* [WHAT THE TASK ASKS] Locate the lines that hold the string "Sweatshirt". Copy every such line.

* [RECORDS PROVIDED]
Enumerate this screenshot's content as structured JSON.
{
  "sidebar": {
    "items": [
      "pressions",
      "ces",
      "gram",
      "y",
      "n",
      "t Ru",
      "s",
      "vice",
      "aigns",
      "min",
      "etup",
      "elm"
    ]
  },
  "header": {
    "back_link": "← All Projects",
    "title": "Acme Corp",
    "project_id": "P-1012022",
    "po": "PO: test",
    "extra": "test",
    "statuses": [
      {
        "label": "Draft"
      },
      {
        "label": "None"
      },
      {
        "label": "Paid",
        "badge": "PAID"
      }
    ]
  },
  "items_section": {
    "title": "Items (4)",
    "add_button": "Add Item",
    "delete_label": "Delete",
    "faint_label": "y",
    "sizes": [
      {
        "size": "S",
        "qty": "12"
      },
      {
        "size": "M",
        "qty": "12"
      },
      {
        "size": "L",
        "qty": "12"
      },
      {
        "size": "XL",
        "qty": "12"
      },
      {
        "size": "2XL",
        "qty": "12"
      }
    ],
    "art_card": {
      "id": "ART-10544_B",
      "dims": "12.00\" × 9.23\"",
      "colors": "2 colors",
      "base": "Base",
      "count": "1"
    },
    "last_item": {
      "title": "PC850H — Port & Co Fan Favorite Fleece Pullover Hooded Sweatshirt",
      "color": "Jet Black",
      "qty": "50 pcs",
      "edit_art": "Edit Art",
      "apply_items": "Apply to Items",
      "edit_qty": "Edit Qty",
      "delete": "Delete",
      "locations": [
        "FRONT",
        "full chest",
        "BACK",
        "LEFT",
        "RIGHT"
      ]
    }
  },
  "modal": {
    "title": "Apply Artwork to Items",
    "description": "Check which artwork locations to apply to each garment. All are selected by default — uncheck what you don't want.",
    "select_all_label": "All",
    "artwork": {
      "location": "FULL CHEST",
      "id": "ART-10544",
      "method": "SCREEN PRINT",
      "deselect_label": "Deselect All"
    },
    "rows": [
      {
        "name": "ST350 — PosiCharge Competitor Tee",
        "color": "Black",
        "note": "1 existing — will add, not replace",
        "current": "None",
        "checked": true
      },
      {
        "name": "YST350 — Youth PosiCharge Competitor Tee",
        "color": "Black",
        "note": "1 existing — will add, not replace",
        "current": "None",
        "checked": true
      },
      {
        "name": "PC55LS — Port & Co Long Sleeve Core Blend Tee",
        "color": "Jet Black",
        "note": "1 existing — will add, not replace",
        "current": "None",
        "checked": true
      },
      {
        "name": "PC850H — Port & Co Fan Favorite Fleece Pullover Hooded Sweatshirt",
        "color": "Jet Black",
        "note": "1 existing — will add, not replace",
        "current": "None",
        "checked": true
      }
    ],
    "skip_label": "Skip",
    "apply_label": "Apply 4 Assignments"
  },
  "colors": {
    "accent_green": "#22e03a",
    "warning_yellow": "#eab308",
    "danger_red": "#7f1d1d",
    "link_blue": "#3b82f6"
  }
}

* [FULL SOLUTION]
      "title": "PC850H — Port & Co Fan Favorite Fleece Pullover Hooded Sweatshirt",
        "name": "PC850H — Port & Co Fan Favorite Fleece Pullover Hooded Sweatshirt",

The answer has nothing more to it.